Problem to work on. Rewrite the listing below, replacing each occurrence of "sidebar-item-label" with "nav-item-label" and leaving every other line and character unchanged.

Data extract.
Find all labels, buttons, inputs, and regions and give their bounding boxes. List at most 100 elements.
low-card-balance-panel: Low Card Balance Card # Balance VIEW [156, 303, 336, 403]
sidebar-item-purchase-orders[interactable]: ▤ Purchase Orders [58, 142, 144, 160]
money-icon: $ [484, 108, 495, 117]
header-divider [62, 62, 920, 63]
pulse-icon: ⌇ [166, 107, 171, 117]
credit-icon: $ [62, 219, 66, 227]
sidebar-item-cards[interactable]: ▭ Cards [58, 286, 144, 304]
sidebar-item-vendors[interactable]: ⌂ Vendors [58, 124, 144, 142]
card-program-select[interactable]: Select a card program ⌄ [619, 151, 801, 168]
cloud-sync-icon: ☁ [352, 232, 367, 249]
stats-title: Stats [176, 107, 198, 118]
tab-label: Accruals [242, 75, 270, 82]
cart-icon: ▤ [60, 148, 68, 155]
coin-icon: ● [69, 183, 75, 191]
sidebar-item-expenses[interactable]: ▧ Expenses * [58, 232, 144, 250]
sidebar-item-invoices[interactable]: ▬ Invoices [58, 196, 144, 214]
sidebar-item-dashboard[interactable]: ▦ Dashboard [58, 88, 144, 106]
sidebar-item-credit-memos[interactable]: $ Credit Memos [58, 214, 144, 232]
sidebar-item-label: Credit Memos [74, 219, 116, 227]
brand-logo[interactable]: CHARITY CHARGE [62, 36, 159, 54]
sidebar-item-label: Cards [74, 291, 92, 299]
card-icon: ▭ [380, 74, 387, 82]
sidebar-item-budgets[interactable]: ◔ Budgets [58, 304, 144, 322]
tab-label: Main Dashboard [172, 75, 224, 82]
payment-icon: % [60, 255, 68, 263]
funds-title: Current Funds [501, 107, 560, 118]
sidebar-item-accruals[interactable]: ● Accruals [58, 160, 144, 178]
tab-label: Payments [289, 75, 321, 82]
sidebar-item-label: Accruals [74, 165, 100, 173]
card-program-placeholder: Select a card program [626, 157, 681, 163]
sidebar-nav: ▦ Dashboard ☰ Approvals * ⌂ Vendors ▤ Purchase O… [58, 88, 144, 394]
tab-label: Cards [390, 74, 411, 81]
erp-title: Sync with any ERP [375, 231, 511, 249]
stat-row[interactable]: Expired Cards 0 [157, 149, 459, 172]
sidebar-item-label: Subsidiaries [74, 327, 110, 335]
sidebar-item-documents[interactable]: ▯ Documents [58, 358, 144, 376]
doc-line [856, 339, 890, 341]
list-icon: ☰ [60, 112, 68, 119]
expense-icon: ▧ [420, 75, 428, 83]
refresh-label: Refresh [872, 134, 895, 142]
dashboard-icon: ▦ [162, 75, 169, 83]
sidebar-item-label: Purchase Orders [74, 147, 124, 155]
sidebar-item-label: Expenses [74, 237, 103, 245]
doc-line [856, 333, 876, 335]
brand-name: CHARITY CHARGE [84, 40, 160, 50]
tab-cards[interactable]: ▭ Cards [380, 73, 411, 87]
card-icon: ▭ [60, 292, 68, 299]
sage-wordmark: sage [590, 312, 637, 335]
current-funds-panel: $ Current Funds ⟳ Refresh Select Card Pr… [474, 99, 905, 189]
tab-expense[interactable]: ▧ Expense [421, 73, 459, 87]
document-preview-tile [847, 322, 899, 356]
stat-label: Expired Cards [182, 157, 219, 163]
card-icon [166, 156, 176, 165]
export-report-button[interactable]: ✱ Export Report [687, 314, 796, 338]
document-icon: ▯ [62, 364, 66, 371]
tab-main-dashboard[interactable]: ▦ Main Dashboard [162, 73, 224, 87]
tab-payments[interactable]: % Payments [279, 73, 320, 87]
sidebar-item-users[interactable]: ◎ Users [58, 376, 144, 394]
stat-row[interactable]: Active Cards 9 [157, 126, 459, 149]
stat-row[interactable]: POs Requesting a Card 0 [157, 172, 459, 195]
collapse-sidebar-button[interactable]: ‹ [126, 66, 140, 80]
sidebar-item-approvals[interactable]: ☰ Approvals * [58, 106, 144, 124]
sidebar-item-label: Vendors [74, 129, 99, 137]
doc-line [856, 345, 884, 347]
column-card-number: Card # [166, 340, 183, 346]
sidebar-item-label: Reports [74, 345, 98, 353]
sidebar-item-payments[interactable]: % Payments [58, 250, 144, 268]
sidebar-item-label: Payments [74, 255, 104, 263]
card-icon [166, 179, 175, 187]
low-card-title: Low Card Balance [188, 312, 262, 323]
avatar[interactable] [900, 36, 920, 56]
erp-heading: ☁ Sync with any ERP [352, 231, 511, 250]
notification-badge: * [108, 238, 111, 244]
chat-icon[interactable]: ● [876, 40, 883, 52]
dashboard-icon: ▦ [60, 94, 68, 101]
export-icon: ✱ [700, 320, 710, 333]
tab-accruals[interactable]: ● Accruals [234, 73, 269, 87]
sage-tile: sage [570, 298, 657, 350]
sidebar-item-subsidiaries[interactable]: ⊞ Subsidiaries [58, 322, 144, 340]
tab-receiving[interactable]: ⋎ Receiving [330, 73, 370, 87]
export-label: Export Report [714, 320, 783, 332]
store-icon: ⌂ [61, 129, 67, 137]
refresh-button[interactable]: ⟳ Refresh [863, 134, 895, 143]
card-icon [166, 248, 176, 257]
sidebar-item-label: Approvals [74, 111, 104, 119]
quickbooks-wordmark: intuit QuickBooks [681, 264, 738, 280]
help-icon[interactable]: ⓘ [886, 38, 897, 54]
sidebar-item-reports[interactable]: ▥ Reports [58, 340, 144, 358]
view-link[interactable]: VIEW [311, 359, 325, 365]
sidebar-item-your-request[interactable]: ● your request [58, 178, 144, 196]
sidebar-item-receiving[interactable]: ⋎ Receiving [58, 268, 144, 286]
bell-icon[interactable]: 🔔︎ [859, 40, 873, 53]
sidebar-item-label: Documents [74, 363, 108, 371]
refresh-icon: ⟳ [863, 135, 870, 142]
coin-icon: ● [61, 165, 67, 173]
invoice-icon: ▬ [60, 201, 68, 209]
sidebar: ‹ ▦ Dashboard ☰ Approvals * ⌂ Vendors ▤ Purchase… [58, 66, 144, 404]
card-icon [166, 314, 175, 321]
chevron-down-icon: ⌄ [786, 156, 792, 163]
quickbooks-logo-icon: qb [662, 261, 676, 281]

Right answer.
Find all labels, buttons, inputs, and regions and give their bounding boxes. List at most 100 elements.
low-card-balance-panel: Low Card Balance Card # Balance VIEW [156, 303, 336, 403]
sidebar-item-purchase-orders[interactable]: ▤ Purchase Orders [58, 142, 144, 160]
money-icon: $ [484, 108, 495, 117]
header-divider [62, 62, 920, 63]
pulse-icon: ⌇ [166, 107, 171, 117]
credit-icon: $ [62, 219, 66, 227]
sidebar-item-cards[interactable]: ▭ Cards [58, 286, 144, 304]
sidebar-item-vendors[interactable]: ⌂ Vendors [58, 124, 144, 142]
card-program-select[interactable]: Select a card program ⌄ [619, 151, 801, 168]
cloud-sync-icon: ☁ [352, 232, 367, 249]
stats-title: Stats [176, 107, 198, 118]
tab-label: Accruals [242, 75, 270, 82]
cart-icon: ▤ [60, 148, 68, 155]
coin-icon: ● [69, 183, 75, 191]
sidebar-item-expenses[interactable]: ▧ Expenses * [58, 232, 144, 250]
sidebar-item-invoices[interactable]: ▬ Invoices [58, 196, 144, 214]
sidebar-item-dashboard[interactable]: ▦ Dashboard [58, 88, 144, 106]
sidebar-item-credit-memos[interactable]: $ Credit Memos [58, 214, 144, 232]
nav-item-label: Credit Memos [74, 219, 116, 227]
brand-logo[interactable]: CHARITY CHARGE [62, 36, 159, 54]
nav-item-label: Cards [74, 291, 92, 299]
card-icon: ▭ [380, 74, 387, 82]
sidebar-item-budgets[interactable]: ◔ Budgets [58, 304, 144, 322]
tab-label: Main Dashboard [172, 75, 224, 82]
payment-icon: % [60, 255, 68, 263]
funds-title: Current Funds [501, 107, 560, 118]
sidebar-item-accruals[interactable]: ● Accruals [58, 160, 144, 178]
tab-label: Payments [289, 75, 321, 82]
nav-item-label: Accruals [74, 165, 100, 173]
card-program-placeholder: Select a card program [626, 157, 681, 163]
sidebar-nav: ▦ Dashboard ☰ Approvals * ⌂ Vendors ▤ Purchase O… [58, 88, 144, 394]
tab-label: Cards [390, 74, 411, 81]
erp-title: Sync with any ERP [375, 231, 511, 249]
stat-row[interactable]: Expired Cards 0 [157, 149, 459, 172]
nav-item-label: Subsidiaries [74, 327, 110, 335]
sidebar-item-documents[interactable]: ▯ Documents [58, 358, 144, 376]
doc-line [856, 339, 890, 341]
list-icon: ☰ [60, 112, 68, 119]
expense-icon: ▧ [420, 75, 428, 83]
refresh-label: Refresh [872, 134, 895, 142]
dashboard-icon: ▦ [162, 75, 169, 83]
nav-item-label: Purchase Orders [74, 147, 124, 155]
nav-item-label: Expenses [74, 237, 103, 245]
doc-line [856, 333, 876, 335]
brand-name: CHARITY CHARGE [84, 40, 160, 50]
tab-cards[interactable]: ▭ Cards [380, 73, 411, 87]
card-icon: ▭ [60, 292, 68, 299]
sage-wordmark: sage [590, 312, 637, 335]
current-funds-panel: $ Current Funds ⟳ Refresh Select Card Pr… [474, 99, 905, 189]
tab-expense[interactable]: ▧ Expense [421, 73, 459, 87]
document-preview-tile [847, 322, 899, 356]
stat-label: Expired Cards [182, 157, 219, 163]
card-icon [166, 156, 176, 165]
export-report-button[interactable]: ✱ Export Report [687, 314, 796, 338]
document-icon: ▯ [62, 364, 66, 371]
tab-main-dashboard[interactable]: ▦ Main Dashboard [162, 73, 224, 87]
tab-payments[interactable]: % Payments [279, 73, 320, 87]
sidebar-item-users[interactable]: ◎ Users [58, 376, 144, 394]
stat-row[interactable]: Active Cards 9 [157, 126, 459, 149]
stat-row[interactable]: POs Requesting a Card 0 [157, 172, 459, 195]
collapse-sidebar-button[interactable]: ‹ [126, 66, 140, 80]
sidebar-item-approvals[interactable]: ☰ Approvals * [58, 106, 144, 124]
nav-item-label: Vendors [74, 129, 99, 137]
doc-line [856, 345, 884, 347]
column-card-number: Card # [166, 340, 183, 346]
nav-item-label: Reports [74, 345, 98, 353]
sidebar-item-payments[interactable]: % Payments [58, 250, 144, 268]
nav-item-label: Payments [74, 255, 104, 263]
card-icon [166, 179, 175, 187]
low-card-title: Low Card Balance [188, 312, 262, 323]
avatar[interactable] [900, 36, 920, 56]
erp-heading: ☁ Sync with any ERP [352, 231, 511, 250]
notification-badge: * [108, 238, 111, 244]
chat-icon[interactable]: ● [876, 40, 883, 52]
dashboard-icon: ▦ [60, 94, 68, 101]
export-icon: ✱ [700, 320, 710, 333]
tab-accruals[interactable]: ● Accruals [234, 73, 269, 87]
sage-tile: sage [570, 298, 657, 350]
sidebar-item-subsidiaries[interactable]: ⊞ Subsidiaries [58, 322, 144, 340]
tab-receiving[interactable]: ⋎ Receiving [330, 73, 370, 87]
export-label: Export Report [714, 320, 783, 332]
store-icon: ⌂ [61, 129, 67, 137]
refresh-button[interactable]: ⟳ Refresh [863, 134, 895, 143]
card-icon [166, 248, 176, 257]
nav-item-label: Approvals [74, 111, 104, 119]
quickbooks-wordmark: intuit QuickBooks [681, 264, 738, 280]
help-icon[interactable]: ⓘ [886, 38, 897, 54]
sidebar-item-reports[interactable]: ▥ Reports [58, 340, 144, 358]
view-link[interactable]: VIEW [311, 359, 325, 365]
sidebar-item-your-request[interactable]: ● your request [58, 178, 144, 196]
sidebar-item-receiving[interactable]: ⋎ Receiving [58, 268, 144, 286]
bell-icon[interactable]: 🔔︎ [859, 40, 873, 53]
nav-item-label: Documents [74, 363, 108, 371]
refresh-icon: ⟳ [863, 135, 870, 142]
coin-icon: ● [61, 165, 67, 173]
invoice-icon: ▬ [60, 201, 68, 209]
sidebar: ‹ ▦ Dashboard ☰ Approvals * ⌂ Vendors ▤ Purchase… [58, 66, 144, 404]
card-icon [166, 314, 175, 321]
chevron-down-icon: ⌄ [786, 156, 792, 163]
quickbooks-logo-icon: qb [662, 261, 676, 281]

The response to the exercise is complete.